WORK INSTRUCTIONS
Your answer should be a single number: how many lines in the data below hold the string "this".

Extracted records
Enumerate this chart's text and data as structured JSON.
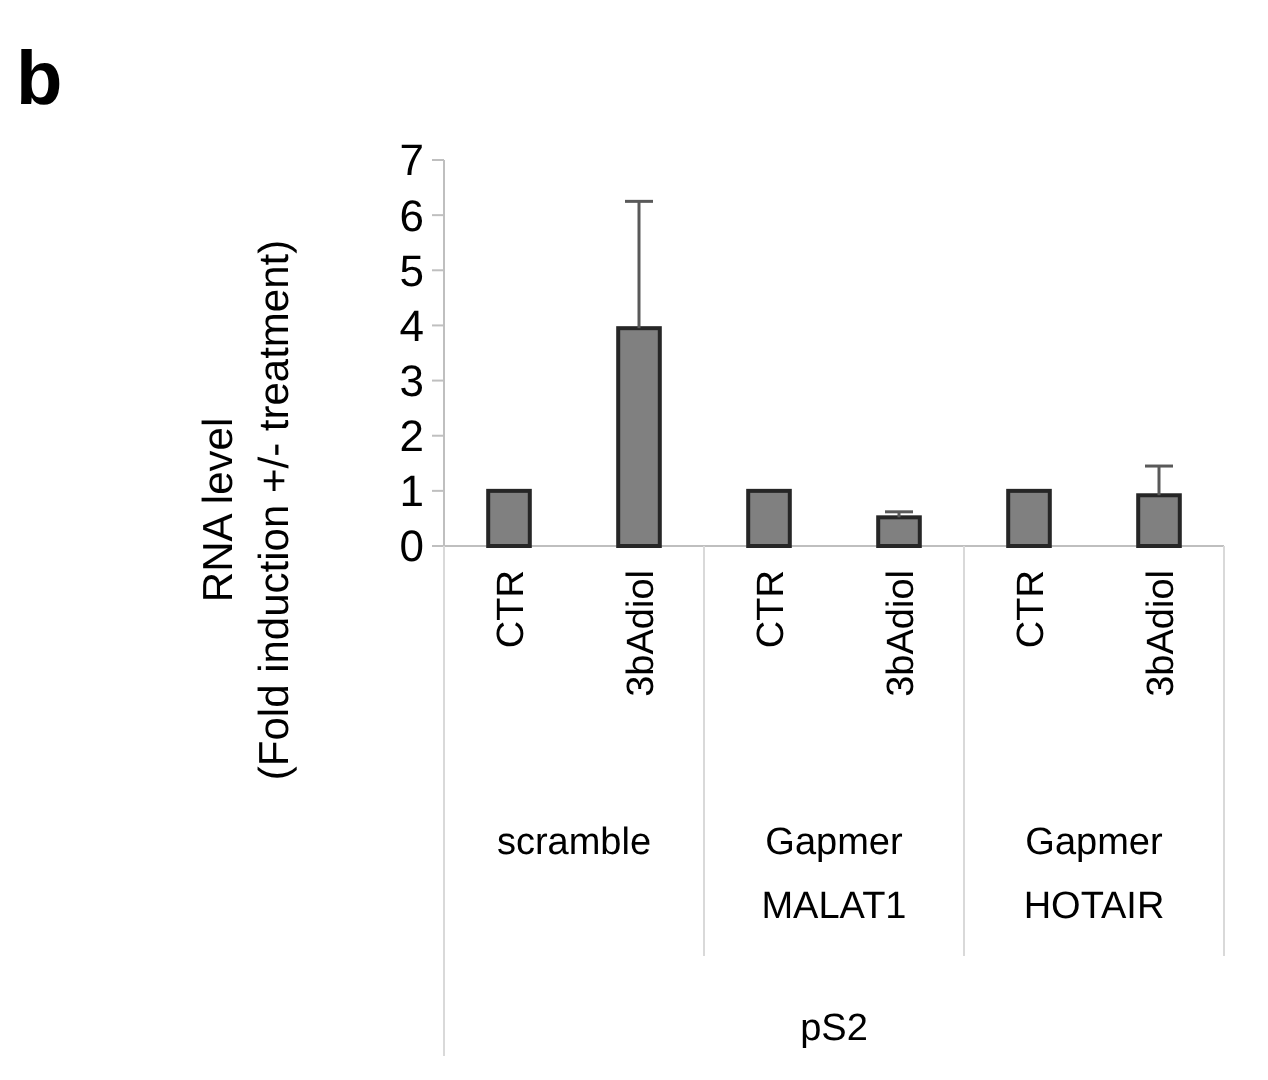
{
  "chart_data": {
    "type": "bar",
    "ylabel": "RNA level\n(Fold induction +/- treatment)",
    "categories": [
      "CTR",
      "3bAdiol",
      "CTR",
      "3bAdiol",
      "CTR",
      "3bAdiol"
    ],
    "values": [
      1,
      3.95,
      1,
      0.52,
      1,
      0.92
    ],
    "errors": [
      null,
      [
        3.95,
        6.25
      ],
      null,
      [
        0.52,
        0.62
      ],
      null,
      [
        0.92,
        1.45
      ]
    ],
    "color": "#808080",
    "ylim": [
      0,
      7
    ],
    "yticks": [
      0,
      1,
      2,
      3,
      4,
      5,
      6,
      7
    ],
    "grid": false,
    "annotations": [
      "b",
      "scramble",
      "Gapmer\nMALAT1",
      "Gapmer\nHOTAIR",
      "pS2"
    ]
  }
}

---

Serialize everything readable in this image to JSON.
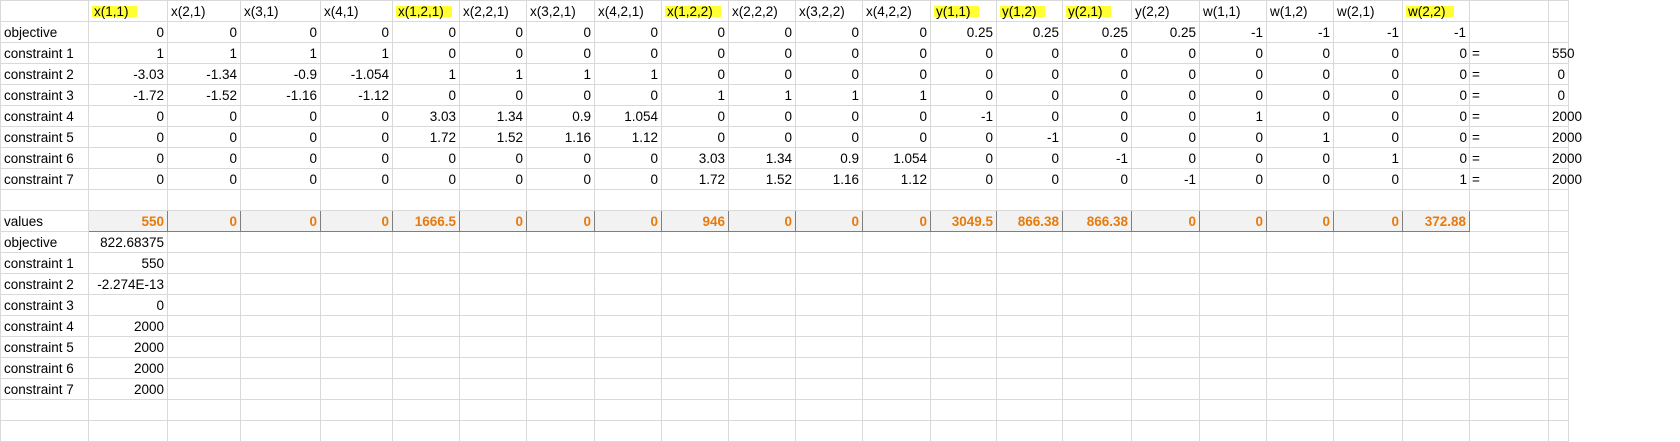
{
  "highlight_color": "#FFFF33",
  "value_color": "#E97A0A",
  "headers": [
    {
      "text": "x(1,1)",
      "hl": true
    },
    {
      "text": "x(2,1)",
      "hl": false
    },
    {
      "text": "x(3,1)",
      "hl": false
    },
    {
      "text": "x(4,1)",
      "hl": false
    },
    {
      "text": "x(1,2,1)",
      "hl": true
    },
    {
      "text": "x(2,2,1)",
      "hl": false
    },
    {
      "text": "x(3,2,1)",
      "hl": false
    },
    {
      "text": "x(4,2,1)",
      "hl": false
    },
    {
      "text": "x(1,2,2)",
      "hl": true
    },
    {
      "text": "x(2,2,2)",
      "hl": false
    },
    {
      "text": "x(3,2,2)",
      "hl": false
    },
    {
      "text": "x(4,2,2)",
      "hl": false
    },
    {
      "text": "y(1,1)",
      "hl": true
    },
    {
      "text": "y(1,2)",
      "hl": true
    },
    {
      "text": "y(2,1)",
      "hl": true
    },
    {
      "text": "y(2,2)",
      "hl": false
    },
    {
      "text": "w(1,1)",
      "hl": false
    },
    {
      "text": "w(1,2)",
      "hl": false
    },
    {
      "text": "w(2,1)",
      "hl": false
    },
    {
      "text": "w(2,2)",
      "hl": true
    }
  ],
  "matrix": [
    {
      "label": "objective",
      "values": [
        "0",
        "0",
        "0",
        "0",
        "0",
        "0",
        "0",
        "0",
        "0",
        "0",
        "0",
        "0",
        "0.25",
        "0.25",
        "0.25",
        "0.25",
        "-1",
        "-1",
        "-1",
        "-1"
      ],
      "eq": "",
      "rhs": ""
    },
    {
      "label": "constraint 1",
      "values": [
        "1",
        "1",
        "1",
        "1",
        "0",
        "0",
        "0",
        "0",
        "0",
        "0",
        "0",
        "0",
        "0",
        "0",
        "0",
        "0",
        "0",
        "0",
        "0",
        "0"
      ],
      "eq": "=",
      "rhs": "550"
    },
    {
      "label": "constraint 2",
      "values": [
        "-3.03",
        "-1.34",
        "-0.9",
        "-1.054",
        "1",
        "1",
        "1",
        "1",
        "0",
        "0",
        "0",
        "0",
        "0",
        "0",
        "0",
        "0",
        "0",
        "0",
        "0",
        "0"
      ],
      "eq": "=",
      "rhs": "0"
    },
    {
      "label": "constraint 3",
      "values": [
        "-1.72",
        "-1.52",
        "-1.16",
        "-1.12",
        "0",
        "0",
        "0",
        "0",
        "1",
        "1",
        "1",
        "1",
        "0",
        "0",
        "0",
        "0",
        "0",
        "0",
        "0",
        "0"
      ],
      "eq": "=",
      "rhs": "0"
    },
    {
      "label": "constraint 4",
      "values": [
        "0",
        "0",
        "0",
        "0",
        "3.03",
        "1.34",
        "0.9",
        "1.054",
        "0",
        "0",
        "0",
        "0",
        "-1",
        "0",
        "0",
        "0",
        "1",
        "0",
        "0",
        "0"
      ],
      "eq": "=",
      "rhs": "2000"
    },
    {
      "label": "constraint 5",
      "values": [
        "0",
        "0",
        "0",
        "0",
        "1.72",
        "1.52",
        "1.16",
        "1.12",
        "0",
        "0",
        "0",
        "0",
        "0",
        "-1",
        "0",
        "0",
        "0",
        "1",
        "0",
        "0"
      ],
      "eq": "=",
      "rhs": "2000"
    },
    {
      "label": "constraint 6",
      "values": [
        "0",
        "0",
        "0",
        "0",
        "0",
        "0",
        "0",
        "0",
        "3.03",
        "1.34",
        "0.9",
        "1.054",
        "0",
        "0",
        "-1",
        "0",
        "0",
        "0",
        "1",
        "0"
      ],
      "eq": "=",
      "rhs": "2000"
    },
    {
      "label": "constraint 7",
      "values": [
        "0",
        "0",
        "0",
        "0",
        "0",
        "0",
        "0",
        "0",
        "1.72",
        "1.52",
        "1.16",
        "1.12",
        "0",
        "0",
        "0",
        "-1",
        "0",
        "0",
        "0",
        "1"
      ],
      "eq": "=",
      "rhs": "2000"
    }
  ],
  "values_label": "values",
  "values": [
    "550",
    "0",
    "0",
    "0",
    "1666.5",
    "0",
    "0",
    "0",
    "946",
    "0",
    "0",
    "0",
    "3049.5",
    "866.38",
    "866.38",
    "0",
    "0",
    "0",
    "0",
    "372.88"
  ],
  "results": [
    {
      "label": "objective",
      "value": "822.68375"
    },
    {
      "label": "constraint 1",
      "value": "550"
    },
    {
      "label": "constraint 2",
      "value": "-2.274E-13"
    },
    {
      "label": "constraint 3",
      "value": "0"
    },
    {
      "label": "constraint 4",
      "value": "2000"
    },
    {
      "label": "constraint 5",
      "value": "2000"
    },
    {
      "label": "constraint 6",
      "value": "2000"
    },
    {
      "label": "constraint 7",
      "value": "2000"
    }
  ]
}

...

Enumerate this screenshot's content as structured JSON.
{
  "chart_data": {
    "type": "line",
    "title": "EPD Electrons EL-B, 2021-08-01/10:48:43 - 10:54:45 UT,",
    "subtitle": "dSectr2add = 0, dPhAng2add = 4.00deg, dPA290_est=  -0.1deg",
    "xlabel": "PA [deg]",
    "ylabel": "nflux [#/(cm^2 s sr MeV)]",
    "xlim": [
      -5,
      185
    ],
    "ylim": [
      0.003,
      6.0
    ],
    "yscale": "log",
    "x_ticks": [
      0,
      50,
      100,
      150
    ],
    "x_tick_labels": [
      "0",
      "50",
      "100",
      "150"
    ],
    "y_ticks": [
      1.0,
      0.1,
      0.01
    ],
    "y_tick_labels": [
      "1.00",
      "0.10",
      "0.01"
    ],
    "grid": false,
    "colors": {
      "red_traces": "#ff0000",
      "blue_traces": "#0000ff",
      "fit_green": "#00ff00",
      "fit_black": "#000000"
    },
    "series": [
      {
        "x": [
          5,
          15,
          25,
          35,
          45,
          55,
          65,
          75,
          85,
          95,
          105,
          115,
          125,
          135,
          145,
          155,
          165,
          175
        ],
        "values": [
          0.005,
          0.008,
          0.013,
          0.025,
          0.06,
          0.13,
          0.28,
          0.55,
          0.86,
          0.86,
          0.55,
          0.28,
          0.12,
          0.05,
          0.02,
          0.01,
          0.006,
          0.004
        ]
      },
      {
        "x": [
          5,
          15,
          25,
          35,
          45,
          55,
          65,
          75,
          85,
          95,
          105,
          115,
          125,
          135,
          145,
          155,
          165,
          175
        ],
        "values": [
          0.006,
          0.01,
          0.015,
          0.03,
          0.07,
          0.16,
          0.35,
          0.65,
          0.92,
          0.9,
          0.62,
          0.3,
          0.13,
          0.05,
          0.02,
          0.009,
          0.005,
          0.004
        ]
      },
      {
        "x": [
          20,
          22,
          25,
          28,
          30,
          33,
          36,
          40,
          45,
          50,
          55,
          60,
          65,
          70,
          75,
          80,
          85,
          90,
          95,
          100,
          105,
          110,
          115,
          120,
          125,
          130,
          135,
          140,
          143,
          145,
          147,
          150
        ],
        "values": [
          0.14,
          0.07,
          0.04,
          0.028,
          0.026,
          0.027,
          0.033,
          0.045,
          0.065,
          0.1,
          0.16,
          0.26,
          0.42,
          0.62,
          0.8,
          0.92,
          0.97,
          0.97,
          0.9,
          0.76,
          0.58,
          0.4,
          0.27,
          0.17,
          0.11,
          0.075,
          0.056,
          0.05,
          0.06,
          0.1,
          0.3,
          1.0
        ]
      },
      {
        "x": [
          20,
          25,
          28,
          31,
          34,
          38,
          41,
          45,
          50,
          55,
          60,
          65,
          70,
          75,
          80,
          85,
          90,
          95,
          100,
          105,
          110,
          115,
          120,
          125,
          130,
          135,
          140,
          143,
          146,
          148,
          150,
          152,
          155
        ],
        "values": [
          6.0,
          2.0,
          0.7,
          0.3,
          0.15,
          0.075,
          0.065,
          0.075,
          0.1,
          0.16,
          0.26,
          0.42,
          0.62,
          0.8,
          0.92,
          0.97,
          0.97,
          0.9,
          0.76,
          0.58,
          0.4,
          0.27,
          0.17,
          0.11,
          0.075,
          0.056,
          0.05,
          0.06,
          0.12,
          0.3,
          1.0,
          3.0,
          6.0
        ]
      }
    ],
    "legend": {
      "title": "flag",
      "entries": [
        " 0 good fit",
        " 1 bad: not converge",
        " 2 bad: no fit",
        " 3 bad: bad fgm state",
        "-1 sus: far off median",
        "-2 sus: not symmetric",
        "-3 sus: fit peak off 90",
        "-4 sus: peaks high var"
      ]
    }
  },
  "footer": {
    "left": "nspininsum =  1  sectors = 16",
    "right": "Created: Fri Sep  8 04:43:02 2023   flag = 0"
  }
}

CORRECT ANSWER
3